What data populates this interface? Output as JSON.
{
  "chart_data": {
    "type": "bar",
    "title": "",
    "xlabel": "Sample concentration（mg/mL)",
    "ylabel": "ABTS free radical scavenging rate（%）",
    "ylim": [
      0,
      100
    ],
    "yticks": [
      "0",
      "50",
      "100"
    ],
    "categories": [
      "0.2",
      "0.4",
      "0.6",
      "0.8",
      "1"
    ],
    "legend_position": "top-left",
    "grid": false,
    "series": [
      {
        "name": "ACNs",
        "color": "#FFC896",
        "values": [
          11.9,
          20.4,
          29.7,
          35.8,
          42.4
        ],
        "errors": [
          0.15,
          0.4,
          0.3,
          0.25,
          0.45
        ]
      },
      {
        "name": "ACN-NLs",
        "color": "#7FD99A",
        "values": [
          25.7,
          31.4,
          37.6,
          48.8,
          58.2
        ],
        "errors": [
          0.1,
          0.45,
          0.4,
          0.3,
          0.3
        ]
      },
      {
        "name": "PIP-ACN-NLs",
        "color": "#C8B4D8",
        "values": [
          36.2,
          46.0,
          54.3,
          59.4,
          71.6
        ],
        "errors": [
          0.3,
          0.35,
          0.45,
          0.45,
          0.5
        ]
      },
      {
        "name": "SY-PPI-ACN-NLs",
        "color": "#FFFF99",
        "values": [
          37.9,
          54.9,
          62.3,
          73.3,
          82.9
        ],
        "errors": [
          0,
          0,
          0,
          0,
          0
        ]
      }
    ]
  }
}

REQUIRED WORK: Copy out all lines where the word "name" appears.

EXERCISE OUTPUT:
        "name": "ACNs",
        "name": "ACN-NLs",
        "name": "PIP-ACN-NLs",
        "name": "SY-PPI-ACN-NLs",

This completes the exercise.